• TASK STATEMENT
Identify the lines that include the word "الفرزدق", then copy all of them.

• GIVEN DATA
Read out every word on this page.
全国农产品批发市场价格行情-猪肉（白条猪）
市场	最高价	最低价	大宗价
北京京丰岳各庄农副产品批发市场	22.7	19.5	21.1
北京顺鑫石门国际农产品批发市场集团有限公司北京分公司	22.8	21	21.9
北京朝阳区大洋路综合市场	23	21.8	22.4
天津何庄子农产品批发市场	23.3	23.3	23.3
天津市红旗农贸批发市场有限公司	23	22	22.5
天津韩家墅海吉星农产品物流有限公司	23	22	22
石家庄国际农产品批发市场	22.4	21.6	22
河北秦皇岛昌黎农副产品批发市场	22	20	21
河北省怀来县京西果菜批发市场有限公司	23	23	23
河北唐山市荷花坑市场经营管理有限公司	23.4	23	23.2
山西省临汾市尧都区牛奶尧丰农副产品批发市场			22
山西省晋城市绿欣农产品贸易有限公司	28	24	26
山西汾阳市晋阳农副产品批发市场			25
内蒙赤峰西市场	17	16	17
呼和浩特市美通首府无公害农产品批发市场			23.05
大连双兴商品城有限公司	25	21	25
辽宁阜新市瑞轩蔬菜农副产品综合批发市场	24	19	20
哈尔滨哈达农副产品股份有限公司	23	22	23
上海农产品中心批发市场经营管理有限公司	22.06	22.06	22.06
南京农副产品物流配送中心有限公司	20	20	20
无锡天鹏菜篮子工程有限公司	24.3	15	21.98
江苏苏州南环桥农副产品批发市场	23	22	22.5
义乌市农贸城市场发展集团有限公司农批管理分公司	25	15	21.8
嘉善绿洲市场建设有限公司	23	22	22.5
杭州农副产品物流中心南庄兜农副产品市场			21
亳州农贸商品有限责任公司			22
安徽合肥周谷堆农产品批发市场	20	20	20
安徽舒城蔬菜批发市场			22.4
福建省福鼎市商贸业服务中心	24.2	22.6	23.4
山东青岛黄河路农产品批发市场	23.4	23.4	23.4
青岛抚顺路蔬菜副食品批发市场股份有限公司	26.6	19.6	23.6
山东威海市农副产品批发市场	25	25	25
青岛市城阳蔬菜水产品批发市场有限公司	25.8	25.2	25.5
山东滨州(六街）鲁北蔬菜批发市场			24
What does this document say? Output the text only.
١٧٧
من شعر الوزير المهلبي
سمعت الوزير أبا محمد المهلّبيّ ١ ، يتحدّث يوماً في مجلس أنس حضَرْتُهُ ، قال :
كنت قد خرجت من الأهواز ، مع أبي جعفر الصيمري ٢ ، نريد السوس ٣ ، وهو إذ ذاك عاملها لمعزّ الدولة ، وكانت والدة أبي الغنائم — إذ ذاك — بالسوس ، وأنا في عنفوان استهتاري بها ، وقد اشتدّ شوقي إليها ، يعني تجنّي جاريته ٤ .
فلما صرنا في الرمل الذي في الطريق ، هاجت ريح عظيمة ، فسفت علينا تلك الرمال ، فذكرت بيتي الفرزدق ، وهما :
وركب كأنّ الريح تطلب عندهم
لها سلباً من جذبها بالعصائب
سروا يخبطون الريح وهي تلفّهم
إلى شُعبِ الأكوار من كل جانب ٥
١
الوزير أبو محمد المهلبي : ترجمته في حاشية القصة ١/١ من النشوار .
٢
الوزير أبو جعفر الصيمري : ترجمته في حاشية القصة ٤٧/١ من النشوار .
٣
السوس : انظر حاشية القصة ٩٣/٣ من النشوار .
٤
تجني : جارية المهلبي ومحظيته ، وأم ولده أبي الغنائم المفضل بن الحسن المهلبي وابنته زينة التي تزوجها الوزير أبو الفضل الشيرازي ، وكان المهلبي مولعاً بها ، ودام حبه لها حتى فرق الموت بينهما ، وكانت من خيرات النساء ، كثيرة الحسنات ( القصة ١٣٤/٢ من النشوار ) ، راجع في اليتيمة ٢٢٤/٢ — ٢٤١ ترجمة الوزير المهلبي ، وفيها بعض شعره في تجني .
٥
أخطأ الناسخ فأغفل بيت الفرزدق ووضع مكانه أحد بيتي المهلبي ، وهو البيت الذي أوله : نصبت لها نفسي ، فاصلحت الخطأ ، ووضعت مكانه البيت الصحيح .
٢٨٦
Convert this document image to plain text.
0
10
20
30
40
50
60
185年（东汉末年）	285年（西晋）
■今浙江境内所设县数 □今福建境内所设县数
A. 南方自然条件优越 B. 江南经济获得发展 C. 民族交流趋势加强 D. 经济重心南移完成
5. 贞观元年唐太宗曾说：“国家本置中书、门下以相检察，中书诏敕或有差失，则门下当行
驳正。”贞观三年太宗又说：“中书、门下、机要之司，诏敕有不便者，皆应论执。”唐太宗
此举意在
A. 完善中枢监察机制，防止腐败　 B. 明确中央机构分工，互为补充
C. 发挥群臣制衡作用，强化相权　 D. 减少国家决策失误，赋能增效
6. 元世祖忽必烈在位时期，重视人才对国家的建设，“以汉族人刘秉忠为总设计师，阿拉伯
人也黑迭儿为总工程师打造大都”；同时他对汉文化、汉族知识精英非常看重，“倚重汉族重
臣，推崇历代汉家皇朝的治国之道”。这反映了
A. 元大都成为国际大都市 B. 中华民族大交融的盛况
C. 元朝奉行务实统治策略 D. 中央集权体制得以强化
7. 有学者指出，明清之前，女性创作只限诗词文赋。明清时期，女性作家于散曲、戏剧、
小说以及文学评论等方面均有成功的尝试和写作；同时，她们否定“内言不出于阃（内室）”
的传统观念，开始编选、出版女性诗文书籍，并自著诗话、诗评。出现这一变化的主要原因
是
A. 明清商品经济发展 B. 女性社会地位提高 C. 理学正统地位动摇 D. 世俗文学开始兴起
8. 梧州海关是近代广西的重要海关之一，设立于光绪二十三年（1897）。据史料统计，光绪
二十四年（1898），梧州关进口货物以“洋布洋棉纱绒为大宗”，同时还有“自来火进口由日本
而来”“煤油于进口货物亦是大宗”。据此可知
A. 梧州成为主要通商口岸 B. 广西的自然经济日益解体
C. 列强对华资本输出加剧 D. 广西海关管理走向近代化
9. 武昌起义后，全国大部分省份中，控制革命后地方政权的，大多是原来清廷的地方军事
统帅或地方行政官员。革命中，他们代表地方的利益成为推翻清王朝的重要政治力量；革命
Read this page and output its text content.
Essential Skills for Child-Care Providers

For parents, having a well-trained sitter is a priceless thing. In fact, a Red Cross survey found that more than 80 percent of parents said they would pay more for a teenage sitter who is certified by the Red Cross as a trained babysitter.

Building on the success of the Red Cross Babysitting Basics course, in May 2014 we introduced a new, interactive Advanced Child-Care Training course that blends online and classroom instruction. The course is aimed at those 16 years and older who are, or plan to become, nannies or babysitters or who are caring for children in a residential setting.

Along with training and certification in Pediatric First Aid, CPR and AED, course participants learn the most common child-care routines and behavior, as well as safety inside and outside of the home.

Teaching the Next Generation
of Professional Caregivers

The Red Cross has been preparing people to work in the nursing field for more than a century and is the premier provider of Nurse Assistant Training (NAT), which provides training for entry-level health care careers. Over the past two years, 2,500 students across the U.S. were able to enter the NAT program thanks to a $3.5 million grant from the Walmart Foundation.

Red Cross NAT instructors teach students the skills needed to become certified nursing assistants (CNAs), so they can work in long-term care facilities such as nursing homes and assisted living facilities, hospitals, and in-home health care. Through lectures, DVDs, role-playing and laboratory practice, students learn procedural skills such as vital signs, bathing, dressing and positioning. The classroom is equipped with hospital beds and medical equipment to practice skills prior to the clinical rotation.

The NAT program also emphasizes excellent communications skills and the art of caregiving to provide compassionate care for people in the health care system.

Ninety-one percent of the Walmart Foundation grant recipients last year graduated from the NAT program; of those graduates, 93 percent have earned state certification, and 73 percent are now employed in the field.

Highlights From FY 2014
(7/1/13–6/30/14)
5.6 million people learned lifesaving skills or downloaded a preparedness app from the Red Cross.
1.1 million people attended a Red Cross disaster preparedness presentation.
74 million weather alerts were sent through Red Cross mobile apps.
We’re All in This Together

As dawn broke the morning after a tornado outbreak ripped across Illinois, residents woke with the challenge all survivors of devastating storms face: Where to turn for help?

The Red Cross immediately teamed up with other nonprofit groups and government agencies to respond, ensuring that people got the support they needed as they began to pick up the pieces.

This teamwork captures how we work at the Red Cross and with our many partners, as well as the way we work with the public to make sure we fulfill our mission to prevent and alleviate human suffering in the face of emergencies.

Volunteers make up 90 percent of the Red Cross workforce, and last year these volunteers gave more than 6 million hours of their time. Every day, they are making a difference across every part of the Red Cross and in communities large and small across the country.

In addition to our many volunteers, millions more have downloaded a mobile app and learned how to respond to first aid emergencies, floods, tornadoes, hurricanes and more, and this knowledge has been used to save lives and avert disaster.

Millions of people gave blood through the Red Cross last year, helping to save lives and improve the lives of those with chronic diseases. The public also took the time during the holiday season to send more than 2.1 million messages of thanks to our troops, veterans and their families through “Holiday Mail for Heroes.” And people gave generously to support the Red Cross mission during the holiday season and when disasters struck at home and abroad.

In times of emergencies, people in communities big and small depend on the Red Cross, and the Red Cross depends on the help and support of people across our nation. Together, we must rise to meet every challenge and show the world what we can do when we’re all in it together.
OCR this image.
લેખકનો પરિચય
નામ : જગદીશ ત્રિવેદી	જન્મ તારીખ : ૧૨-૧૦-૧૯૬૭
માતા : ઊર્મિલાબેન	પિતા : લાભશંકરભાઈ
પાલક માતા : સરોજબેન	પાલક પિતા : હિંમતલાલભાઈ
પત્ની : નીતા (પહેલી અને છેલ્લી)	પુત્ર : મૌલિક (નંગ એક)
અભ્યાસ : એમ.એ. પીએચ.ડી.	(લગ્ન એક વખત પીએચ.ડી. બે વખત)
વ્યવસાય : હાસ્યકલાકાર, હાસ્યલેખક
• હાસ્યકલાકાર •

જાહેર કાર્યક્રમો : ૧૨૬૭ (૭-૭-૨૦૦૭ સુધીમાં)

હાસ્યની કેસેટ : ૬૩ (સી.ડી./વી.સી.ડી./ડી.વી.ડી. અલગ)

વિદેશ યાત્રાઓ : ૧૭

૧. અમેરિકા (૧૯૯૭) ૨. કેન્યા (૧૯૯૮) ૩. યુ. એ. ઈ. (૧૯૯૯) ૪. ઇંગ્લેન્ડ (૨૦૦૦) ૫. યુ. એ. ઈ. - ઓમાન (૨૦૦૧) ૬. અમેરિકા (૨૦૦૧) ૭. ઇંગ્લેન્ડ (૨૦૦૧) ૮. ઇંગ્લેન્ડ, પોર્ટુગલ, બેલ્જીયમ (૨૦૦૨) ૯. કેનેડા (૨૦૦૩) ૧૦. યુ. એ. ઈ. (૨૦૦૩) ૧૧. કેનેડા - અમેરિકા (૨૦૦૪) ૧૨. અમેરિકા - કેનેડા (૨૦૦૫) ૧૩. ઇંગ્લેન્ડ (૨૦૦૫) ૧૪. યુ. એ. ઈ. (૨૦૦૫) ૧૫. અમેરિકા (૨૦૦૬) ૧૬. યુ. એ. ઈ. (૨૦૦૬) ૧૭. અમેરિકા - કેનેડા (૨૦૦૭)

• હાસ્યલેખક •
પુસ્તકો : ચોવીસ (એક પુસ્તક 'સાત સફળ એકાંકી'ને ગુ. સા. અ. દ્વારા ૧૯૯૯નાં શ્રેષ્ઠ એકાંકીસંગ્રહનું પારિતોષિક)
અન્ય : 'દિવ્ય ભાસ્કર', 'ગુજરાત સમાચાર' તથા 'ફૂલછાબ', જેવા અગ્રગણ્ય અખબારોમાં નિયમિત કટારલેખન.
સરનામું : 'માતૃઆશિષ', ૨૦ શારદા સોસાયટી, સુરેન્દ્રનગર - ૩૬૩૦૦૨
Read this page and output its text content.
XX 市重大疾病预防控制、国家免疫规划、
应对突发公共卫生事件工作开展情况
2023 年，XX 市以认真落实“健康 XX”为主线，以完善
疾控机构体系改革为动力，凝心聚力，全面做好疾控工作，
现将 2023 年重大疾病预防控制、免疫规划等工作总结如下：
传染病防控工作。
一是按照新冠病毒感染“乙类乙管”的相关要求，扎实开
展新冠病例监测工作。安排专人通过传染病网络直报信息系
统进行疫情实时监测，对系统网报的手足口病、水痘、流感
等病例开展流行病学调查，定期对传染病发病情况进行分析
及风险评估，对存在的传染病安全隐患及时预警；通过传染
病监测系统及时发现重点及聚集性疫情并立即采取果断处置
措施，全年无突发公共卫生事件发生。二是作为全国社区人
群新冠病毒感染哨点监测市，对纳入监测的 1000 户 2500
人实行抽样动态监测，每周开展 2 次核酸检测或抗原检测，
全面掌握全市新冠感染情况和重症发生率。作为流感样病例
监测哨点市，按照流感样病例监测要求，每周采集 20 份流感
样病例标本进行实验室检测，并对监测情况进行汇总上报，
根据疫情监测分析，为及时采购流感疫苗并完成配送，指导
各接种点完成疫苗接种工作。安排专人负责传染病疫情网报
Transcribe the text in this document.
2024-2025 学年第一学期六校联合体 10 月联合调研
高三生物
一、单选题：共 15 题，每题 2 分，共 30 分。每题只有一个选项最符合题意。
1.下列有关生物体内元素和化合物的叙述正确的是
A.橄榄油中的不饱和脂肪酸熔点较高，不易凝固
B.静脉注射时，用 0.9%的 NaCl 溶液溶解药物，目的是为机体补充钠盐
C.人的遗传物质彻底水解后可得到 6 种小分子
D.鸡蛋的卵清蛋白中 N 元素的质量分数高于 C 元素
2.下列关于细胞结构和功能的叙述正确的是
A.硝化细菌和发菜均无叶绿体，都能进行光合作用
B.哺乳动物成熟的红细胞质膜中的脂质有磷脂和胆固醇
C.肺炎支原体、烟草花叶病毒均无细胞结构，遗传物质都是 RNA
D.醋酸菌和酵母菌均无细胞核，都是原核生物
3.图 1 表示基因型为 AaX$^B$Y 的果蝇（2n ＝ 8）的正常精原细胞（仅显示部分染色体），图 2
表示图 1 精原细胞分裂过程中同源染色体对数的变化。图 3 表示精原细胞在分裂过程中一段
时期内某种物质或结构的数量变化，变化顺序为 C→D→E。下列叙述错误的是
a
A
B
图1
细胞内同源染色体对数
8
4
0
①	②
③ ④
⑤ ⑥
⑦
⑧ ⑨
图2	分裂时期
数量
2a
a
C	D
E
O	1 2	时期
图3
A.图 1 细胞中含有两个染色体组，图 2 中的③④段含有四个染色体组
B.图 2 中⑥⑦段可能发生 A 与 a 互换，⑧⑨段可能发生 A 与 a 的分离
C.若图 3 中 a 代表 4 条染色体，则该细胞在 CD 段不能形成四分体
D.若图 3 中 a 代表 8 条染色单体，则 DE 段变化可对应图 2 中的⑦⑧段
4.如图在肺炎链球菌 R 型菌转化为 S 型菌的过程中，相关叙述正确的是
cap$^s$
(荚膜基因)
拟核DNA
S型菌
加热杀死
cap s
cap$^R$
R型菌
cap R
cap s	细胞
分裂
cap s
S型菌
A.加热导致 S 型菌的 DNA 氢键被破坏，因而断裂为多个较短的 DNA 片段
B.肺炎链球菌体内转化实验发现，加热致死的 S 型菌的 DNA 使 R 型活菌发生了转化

• ANSWER TO THE PROBLEM
فلما صرنا في الرمل الذي في الطريق ، هاجت ريح عظيمة ، فسفت علينا تلك الرمال ، فذكرت بيتي الفرزدق ، وهما :
أخطأ الناسخ فأغفل بيت الفرزدق ووضع مكانه أحد بيتي المهلبي ، وهو البيت الذي أوله : نصبت لها نفسي ، فاصلحت الخطأ ، ووضعت مكانه البيت الصحيح .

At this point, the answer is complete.